▶ [EXERCISE INSTRUCTIONS] Omit every picture and output the rest of the records exactly as they are.

▶ [SOURCE RECORDS]
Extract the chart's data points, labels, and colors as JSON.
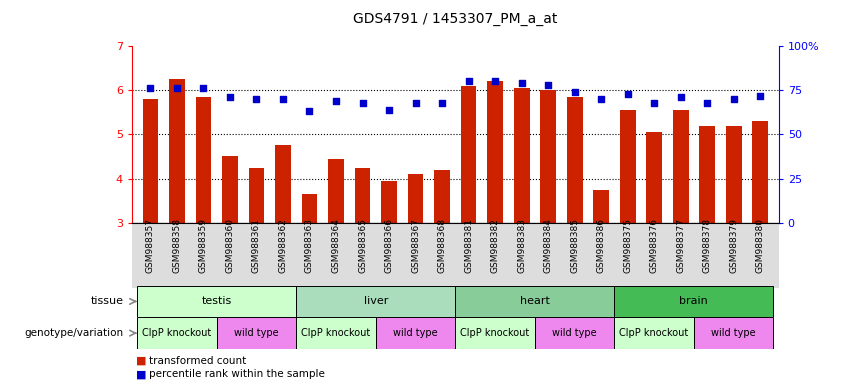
{
  "title": "GDS4791 / 1453307_PM_a_at",
  "samples": [
    "GSM988357",
    "GSM988358",
    "GSM988359",
    "GSM988360",
    "GSM988361",
    "GSM988362",
    "GSM988363",
    "GSM988364",
    "GSM988365",
    "GSM988366",
    "GSM988367",
    "GSM988368",
    "GSM988381",
    "GSM988382",
    "GSM988383",
    "GSM988384",
    "GSM988385",
    "GSM988386",
    "GSM988375",
    "GSM988376",
    "GSM988377",
    "GSM988378",
    "GSM988379",
    "GSM988380"
  ],
  "bar_values": [
    5.8,
    6.25,
    5.85,
    4.5,
    4.25,
    4.75,
    3.65,
    4.45,
    4.25,
    3.95,
    4.1,
    4.2,
    6.1,
    6.2,
    6.05,
    6.0,
    5.85,
    3.75,
    5.55,
    5.05,
    5.55,
    5.2,
    5.2,
    5.3
  ],
  "percentile_values": [
    76,
    76,
    76,
    71,
    70,
    70,
    63,
    69,
    68,
    64,
    68,
    68,
    80,
    80,
    79,
    78,
    74,
    70,
    73,
    68,
    71,
    68,
    70,
    72
  ],
  "tissues": [
    {
      "label": "testis",
      "start": 0,
      "end": 6,
      "color": "#ccffcc"
    },
    {
      "label": "liver",
      "start": 6,
      "end": 12,
      "color": "#aaeebb"
    },
    {
      "label": "heart",
      "start": 12,
      "end": 18,
      "color": "#88dd99"
    },
    {
      "label": "brain",
      "start": 18,
      "end": 24,
      "color": "#44cc66"
    }
  ],
  "genotypes": [
    {
      "label": "ClpP knockout",
      "start": 0,
      "end": 3,
      "color": "#ccffcc"
    },
    {
      "label": "wild type",
      "start": 3,
      "end": 6,
      "color": "#ee88ee"
    },
    {
      "label": "ClpP knockout",
      "start": 6,
      "end": 9,
      "color": "#ccffcc"
    },
    {
      "label": "wild type",
      "start": 9,
      "end": 12,
      "color": "#ee88ee"
    },
    {
      "label": "ClpP knockout",
      "start": 12,
      "end": 15,
      "color": "#ccffcc"
    },
    {
      "label": "wild type",
      "start": 15,
      "end": 18,
      "color": "#ee88ee"
    },
    {
      "label": "ClpP knockout",
      "start": 18,
      "end": 21,
      "color": "#ccffcc"
    },
    {
      "label": "wild type",
      "start": 21,
      "end": 24,
      "color": "#ee88ee"
    }
  ],
  "bar_color": "#cc2200",
  "dot_color": "#0000cc",
  "ylim_left": [
    3,
    7
  ],
  "ylim_right": [
    0,
    100
  ],
  "yticks_left": [
    3,
    4,
    5,
    6,
    7
  ],
  "yticks_right": [
    0,
    25,
    50,
    75,
    100
  ],
  "ytick_labels_right": [
    "0",
    "25",
    "50",
    "75",
    "100%"
  ],
  "background_color": "#ffffff"
}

▶ [ANSWER TO THE PROBLEM]
Extract the chart's data points, labels, and colors as JSON.
{
  "title": "GDS4791 / 1453307_PM_a_at",
  "samples": [
    "GSM988357",
    "GSM988358",
    "GSM988359",
    "GSM988360",
    "GSM988361",
    "GSM988362",
    "GSM988363",
    "GSM988364",
    "GSM988365",
    "GSM988366",
    "GSM988367",
    "GSM988368",
    "GSM988381",
    "GSM988382",
    "GSM988383",
    "GSM988384",
    "GSM988385",
    "GSM988386",
    "GSM988375",
    "GSM988376",
    "GSM988377",
    "GSM988378",
    "GSM988379",
    "GSM988380"
  ],
  "bar_values": [
    5.8,
    6.25,
    5.85,
    4.5,
    4.25,
    4.75,
    3.65,
    4.45,
    4.25,
    3.95,
    4.1,
    4.2,
    6.1,
    6.2,
    6.05,
    6.0,
    5.85,
    3.75,
    5.55,
    5.05,
    5.55,
    5.2,
    5.2,
    5.3
  ],
  "percentile_values": [
    76,
    76,
    76,
    71,
    70,
    70,
    63,
    69,
    68,
    64,
    68,
    68,
    80,
    80,
    79,
    78,
    74,
    70,
    73,
    68,
    71,
    68,
    70,
    72
  ],
  "tissues": [
    {
      "label": "testis",
      "start": 0,
      "end": 6,
      "color": "#ccffcc"
    },
    {
      "label": "liver",
      "start": 6,
      "end": 12,
      "color": "#aaeebb"
    },
    {
      "label": "heart",
      "start": 12,
      "end": 18,
      "color": "#88dd99"
    },
    {
      "label": "brain",
      "start": 18,
      "end": 24,
      "color": "#44cc66"
    }
  ],
  "genotypes": [
    {
      "label": "ClpP knockout",
      "start": 0,
      "end": 3,
      "color": "#ccffcc"
    },
    {
      "label": "wild type",
      "start": 3,
      "end": 6,
      "color": "#ee88ee"
    },
    {
      "label": "ClpP knockout",
      "start": 6,
      "end": 9,
      "color": "#ccffcc"
    },
    {
      "label": "wild type",
      "start": 9,
      "end": 12,
      "color": "#ee88ee"
    },
    {
      "label": "ClpP knockout",
      "start": 12,
      "end": 15,
      "color": "#ccffcc"
    },
    {
      "label": "wild type",
      "start": 15,
      "end": 18,
      "color": "#ee88ee"
    },
    {
      "label": "ClpP knockout",
      "start": 18,
      "end": 21,
      "color": "#ccffcc"
    },
    {
      "label": "wild type",
      "start": 21,
      "end": 24,
      "color": "#ee88ee"
    }
  ],
  "bar_color": "#cc2200",
  "dot_color": "#0000cc",
  "ylim_left": [
    3,
    7
  ],
  "ylim_right": [
    0,
    100
  ],
  "yticks_left": [
    3,
    4,
    5,
    6,
    7
  ],
  "yticks_right": [
    0,
    25,
    50,
    75,
    100
  ],
  "ytick_labels_right": [
    "0",
    "25",
    "50",
    "75",
    "100%"
  ],
  "background_color": "#ffffff"
}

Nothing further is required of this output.